Problem requirements:
Look through the records below and collect all lines that hold the string "natural".

Record extracts:
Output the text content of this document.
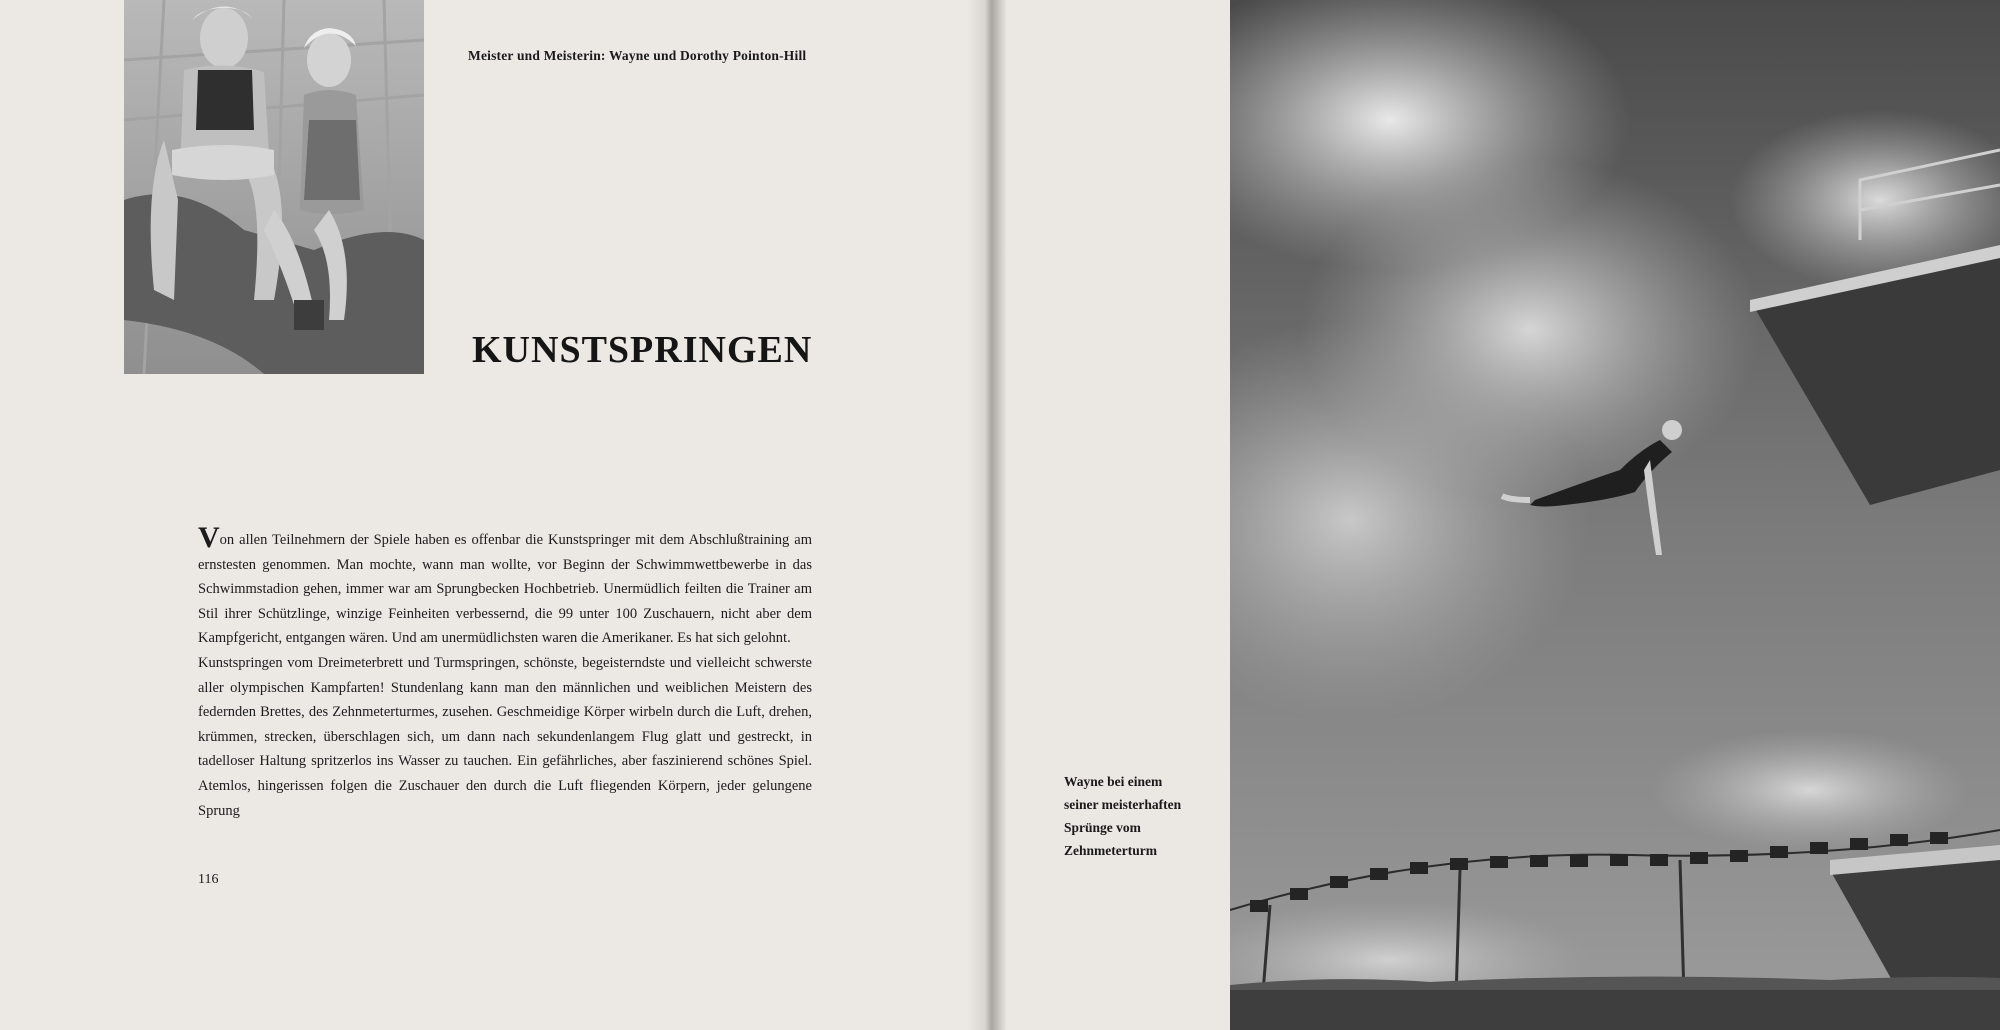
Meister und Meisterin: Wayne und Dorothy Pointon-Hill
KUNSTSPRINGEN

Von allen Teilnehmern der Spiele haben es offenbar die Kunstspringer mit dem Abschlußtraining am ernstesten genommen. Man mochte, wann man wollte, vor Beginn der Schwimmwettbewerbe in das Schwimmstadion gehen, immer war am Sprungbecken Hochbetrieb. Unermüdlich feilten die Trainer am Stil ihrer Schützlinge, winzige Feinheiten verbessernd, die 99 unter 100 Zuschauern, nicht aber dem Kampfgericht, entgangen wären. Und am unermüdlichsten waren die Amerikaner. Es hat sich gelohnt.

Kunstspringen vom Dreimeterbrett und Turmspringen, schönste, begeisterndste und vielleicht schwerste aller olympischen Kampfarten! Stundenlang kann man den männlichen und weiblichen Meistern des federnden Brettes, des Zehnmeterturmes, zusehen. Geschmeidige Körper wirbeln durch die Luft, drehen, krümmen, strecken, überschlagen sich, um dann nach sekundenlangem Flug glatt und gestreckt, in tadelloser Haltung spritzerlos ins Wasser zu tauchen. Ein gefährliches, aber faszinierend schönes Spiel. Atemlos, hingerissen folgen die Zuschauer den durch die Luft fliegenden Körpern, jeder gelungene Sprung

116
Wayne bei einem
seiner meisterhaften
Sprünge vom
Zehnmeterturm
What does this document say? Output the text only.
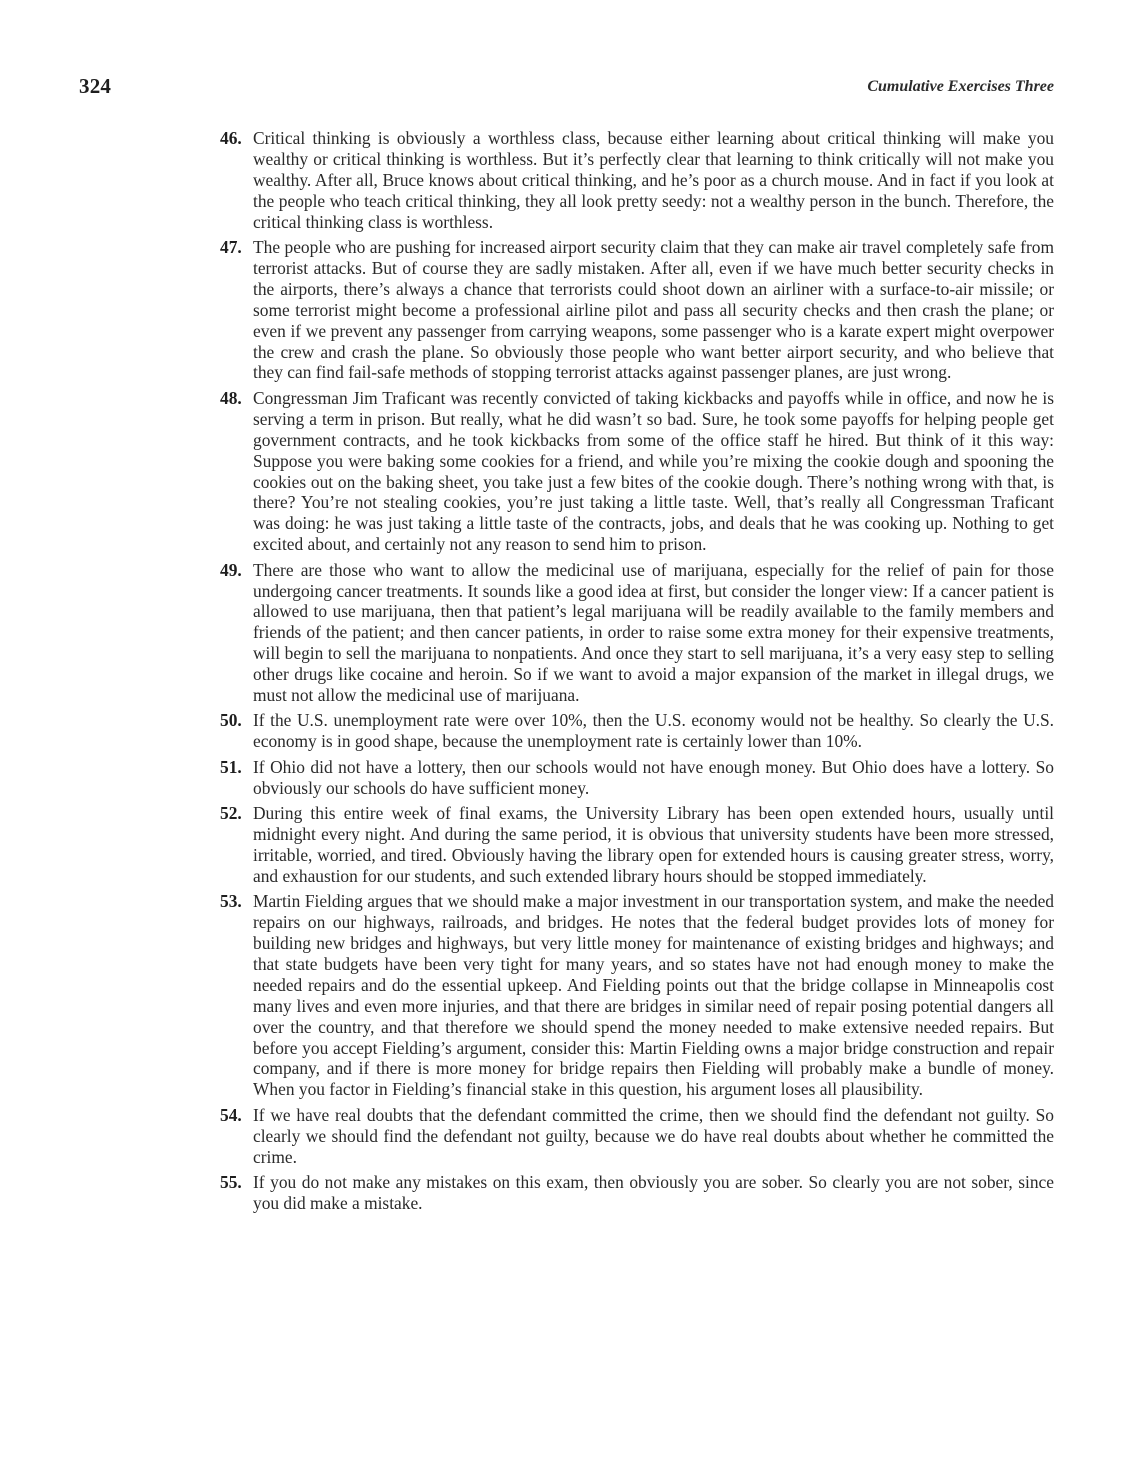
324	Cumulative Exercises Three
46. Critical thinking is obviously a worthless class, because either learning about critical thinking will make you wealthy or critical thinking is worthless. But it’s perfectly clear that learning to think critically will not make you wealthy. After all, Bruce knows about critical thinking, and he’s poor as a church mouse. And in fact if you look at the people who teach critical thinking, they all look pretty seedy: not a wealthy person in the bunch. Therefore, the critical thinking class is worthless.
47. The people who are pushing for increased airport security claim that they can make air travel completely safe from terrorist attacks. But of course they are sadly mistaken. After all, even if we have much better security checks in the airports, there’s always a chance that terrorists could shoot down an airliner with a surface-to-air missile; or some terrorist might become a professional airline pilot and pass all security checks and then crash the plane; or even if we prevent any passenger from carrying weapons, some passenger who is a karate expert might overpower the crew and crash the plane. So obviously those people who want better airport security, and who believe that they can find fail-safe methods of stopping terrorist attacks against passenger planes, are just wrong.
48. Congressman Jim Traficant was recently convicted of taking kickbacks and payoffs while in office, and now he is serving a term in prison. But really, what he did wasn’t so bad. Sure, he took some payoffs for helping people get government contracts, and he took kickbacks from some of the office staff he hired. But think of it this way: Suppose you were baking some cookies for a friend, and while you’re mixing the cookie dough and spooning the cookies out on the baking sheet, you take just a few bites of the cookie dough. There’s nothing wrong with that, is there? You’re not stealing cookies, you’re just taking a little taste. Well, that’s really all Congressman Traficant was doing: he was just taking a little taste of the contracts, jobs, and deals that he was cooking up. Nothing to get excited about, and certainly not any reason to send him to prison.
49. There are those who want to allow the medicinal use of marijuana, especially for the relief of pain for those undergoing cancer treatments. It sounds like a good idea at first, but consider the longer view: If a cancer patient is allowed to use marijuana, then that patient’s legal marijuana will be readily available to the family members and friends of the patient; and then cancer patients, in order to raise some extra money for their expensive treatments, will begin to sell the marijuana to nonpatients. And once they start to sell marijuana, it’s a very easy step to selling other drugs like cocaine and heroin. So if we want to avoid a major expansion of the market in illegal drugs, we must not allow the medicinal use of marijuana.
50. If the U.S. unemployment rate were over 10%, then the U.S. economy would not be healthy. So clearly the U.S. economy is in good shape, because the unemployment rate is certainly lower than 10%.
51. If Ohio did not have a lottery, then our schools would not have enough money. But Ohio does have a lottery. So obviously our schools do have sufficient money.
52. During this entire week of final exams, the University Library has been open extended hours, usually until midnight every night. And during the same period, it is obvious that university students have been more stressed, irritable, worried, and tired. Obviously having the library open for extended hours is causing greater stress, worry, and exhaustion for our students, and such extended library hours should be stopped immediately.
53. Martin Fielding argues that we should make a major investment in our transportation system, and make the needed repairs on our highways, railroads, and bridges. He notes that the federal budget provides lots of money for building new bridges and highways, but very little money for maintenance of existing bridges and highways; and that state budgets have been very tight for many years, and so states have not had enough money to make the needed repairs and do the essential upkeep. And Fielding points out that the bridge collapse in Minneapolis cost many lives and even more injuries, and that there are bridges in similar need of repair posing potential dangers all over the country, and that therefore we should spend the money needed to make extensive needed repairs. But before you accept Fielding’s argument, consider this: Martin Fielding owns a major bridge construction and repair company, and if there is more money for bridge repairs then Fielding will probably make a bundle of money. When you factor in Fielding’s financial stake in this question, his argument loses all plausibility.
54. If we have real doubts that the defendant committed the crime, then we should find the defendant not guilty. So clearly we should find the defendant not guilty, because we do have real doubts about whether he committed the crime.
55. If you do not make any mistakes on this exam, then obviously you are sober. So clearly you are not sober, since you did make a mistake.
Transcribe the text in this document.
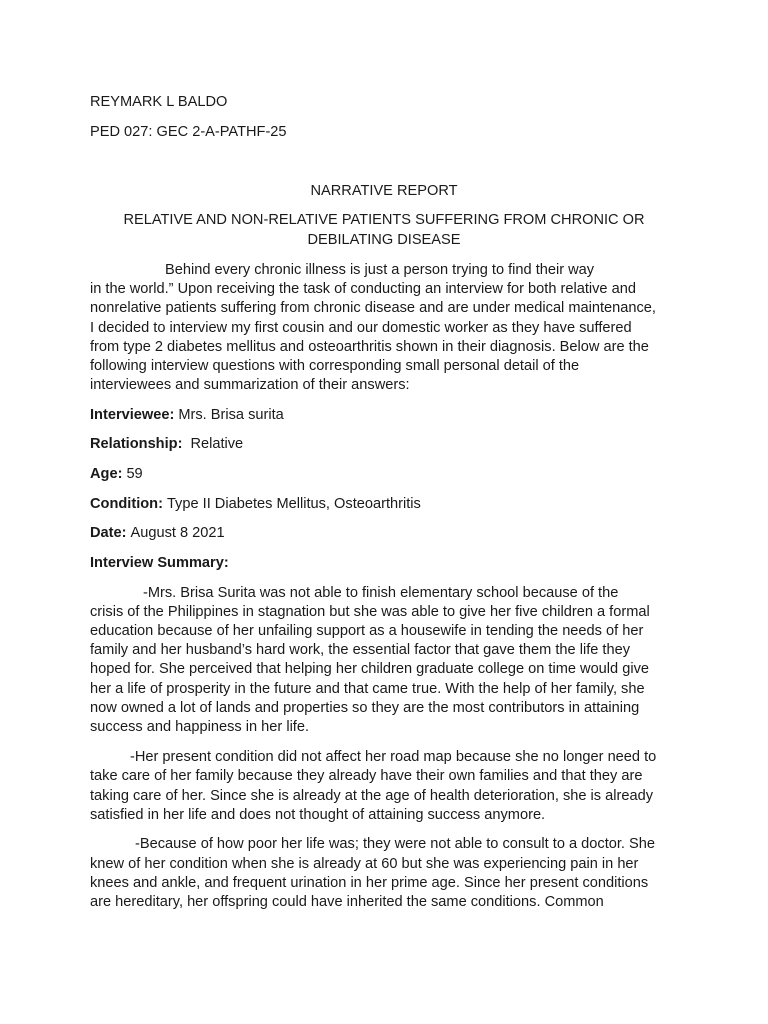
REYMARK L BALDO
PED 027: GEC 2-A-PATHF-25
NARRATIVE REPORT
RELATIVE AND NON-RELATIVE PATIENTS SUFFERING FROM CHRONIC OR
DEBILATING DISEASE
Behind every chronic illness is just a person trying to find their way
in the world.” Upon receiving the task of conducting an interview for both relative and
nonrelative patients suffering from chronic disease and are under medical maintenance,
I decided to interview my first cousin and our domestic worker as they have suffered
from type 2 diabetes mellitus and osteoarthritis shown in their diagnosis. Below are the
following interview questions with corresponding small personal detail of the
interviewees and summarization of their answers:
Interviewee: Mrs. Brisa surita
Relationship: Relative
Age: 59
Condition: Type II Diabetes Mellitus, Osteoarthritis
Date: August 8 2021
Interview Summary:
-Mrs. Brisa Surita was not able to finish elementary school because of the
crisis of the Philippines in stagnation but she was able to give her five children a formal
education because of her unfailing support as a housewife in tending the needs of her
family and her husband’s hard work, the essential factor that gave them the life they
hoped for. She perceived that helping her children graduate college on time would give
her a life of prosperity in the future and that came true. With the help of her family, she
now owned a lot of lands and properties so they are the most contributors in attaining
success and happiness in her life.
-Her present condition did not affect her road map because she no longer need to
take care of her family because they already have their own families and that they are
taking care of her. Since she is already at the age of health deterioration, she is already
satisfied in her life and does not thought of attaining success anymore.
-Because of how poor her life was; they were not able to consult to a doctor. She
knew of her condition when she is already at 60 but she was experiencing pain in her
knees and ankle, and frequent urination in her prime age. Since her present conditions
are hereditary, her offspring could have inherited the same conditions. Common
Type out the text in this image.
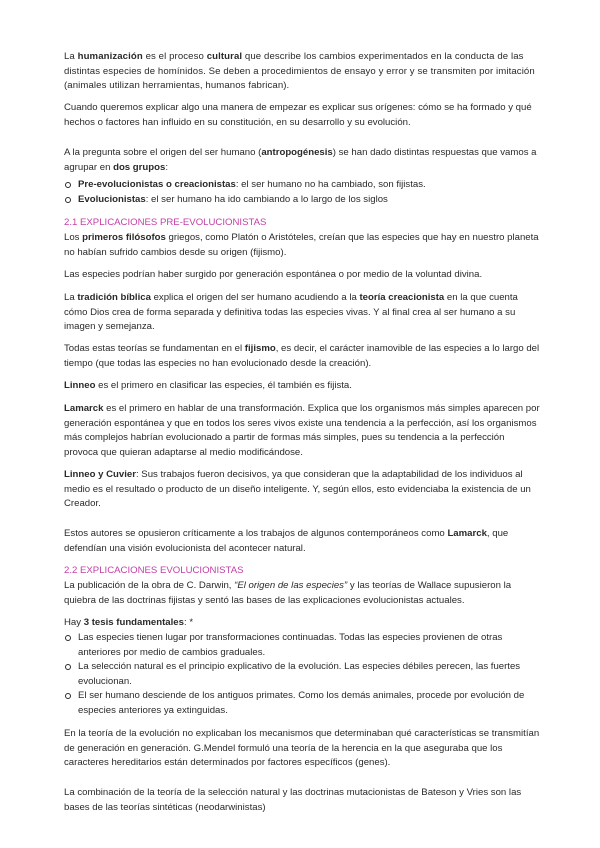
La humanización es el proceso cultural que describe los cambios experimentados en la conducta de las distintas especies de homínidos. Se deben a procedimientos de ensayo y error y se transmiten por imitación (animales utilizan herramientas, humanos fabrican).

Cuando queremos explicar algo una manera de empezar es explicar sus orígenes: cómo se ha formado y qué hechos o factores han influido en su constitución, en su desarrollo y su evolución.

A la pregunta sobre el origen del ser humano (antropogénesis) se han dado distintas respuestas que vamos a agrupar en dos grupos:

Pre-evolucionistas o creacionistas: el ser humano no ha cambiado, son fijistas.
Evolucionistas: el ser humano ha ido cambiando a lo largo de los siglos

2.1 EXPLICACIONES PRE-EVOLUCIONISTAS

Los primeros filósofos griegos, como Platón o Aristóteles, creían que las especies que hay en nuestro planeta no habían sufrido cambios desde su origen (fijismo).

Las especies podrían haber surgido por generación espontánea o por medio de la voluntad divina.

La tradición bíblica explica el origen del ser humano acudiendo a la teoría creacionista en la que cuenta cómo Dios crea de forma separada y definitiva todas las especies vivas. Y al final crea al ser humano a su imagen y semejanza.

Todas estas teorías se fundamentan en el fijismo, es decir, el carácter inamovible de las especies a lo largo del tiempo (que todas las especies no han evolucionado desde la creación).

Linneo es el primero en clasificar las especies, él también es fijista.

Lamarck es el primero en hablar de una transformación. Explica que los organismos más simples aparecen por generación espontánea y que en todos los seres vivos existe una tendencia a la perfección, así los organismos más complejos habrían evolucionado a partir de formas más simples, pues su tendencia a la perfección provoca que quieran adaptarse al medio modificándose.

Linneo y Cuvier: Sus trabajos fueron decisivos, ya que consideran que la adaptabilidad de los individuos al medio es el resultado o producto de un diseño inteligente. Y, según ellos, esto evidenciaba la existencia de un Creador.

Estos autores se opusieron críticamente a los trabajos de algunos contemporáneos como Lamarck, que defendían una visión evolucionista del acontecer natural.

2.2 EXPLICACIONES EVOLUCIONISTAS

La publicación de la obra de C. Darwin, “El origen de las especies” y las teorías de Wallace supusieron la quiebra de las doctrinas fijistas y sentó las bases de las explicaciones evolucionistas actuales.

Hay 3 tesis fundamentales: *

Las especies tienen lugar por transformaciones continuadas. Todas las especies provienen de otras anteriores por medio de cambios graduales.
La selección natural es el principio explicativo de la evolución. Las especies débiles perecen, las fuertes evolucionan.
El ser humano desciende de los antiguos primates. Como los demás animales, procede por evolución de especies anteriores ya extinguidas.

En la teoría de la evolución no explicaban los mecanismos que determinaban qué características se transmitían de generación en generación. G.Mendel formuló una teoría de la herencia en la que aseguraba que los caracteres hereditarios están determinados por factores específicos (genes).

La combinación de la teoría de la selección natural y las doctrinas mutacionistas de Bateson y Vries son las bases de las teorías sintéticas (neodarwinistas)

Result of the exercise:
Estos autores se opusieron críticamente a los trabajos de algunos contemporáneos como Lamarck, que defendían una visión evolucionista del acontecer natural.
La selección natural es el principio explicativo de la evolución. Las especies débiles perecen, las fuertes evolucionan.
La combinación de la teoría de la selección natural y las doctrinas mutacionistas de Bateson y Vries son las bases de las teorías sintéticas (neodarwinistas)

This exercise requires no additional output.